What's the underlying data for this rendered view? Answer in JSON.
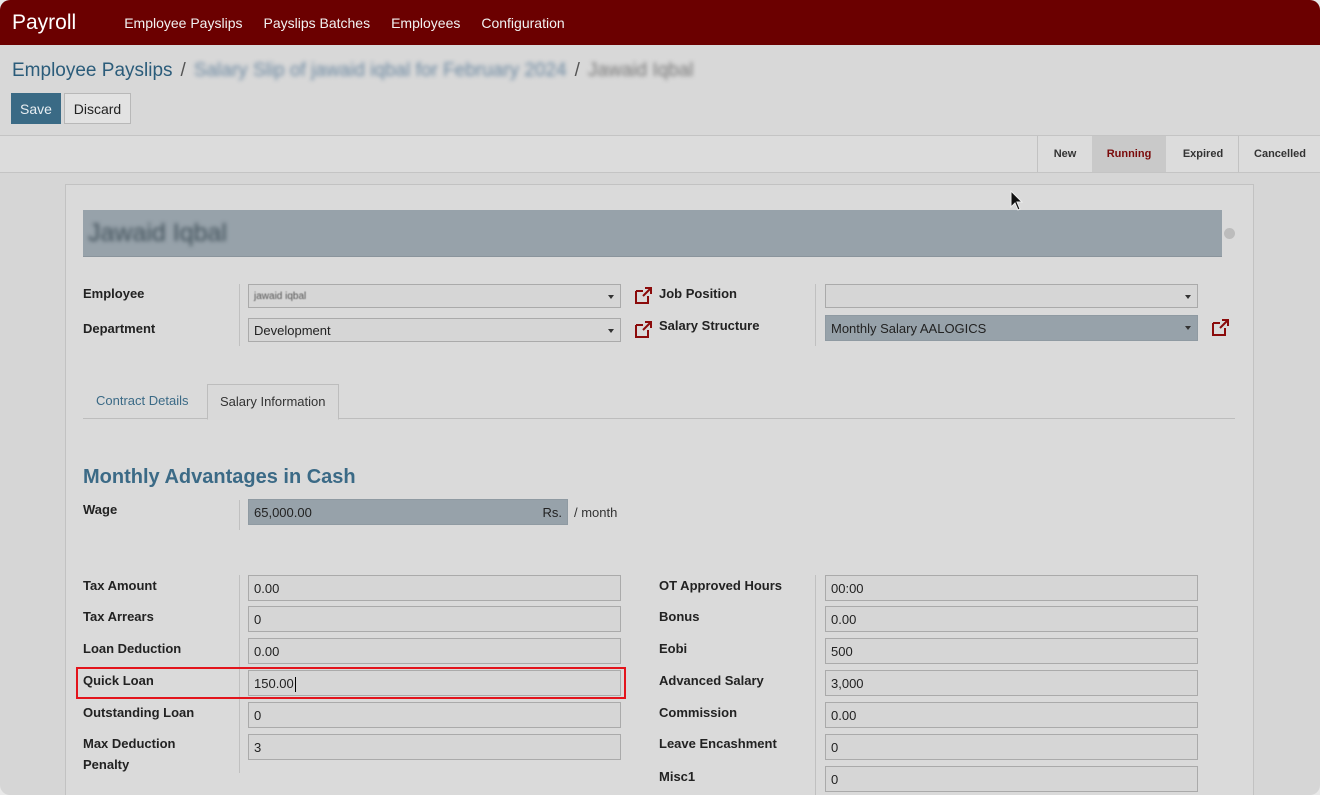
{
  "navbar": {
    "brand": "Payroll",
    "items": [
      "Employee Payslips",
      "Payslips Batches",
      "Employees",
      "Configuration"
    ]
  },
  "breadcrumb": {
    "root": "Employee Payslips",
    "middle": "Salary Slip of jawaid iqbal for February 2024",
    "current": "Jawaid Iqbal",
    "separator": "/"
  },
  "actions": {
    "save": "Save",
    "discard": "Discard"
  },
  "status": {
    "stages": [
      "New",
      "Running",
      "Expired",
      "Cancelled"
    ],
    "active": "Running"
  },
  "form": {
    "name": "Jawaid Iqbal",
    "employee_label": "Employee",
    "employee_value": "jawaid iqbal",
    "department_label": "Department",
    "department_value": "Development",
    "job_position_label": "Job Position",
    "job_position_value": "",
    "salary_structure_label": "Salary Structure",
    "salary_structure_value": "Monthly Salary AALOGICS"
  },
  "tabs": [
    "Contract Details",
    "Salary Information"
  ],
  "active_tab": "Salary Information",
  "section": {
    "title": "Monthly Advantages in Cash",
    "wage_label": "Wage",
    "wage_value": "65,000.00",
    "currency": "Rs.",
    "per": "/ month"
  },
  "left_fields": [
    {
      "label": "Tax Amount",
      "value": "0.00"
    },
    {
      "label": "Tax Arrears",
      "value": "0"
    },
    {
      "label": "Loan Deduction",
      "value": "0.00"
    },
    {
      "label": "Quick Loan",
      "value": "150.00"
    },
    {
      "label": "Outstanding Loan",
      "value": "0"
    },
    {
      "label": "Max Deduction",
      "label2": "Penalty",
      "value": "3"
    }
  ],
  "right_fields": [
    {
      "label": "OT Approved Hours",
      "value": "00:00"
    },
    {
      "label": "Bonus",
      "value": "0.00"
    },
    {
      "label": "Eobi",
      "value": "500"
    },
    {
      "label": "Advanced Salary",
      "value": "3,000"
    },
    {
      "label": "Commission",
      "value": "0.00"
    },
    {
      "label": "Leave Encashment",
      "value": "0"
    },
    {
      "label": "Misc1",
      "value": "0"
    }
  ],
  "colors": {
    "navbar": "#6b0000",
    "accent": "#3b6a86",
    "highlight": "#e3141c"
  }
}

• • •

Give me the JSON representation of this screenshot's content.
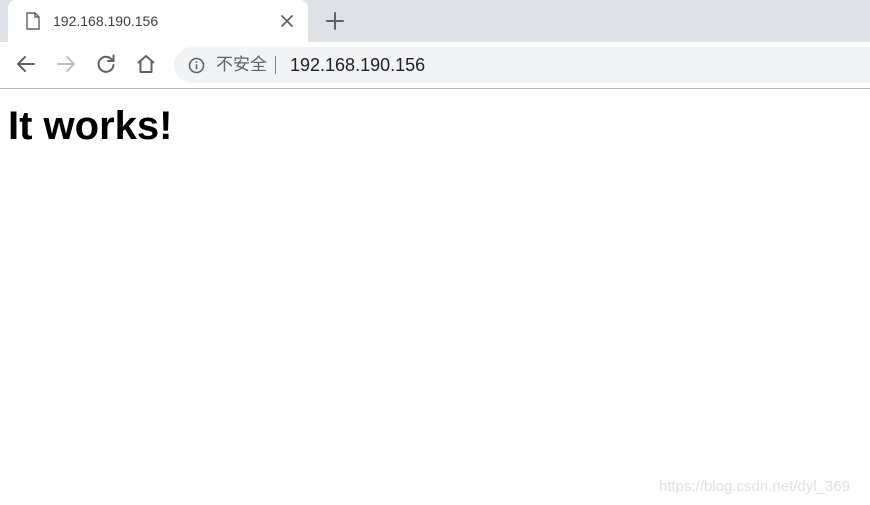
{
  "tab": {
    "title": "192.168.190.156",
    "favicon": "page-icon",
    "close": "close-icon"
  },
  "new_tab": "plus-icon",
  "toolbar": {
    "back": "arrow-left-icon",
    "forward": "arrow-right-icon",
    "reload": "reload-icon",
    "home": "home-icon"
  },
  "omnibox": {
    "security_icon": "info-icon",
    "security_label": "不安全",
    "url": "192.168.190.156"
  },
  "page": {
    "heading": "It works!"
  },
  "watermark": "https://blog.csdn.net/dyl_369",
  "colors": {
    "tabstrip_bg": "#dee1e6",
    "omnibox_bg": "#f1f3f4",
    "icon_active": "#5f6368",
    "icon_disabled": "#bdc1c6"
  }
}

• • •

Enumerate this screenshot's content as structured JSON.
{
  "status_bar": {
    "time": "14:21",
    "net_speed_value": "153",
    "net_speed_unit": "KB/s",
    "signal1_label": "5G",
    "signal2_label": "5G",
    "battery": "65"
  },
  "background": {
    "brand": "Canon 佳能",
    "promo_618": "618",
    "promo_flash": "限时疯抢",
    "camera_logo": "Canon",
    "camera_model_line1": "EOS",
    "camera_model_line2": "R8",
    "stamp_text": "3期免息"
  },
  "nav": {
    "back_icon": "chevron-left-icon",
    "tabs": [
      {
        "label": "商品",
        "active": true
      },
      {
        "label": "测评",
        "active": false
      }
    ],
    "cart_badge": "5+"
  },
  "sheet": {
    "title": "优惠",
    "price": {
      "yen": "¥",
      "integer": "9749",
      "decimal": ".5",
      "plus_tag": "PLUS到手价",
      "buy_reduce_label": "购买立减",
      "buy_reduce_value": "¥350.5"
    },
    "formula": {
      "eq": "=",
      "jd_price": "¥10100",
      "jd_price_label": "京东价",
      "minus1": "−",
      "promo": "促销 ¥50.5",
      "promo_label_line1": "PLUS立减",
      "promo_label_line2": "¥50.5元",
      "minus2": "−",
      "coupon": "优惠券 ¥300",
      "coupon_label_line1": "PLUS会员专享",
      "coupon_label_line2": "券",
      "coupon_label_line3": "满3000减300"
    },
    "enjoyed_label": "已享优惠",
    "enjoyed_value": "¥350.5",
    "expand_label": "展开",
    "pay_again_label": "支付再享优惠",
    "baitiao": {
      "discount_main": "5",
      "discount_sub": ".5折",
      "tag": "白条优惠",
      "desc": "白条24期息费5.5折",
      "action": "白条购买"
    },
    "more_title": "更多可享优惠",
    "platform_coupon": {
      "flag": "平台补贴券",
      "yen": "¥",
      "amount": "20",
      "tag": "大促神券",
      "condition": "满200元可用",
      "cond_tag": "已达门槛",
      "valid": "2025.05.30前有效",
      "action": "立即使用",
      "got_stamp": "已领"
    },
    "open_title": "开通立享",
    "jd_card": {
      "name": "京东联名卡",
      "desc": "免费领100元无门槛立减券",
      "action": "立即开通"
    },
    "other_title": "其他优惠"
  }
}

• • •

Read the lines above. Gather those in which the string "Monthly" is found.

EXPECTED ANSWER:
    "salary_structure_value": "Monthly Salary AALOGICS"
    "title": "Monthly Advantages in Cash",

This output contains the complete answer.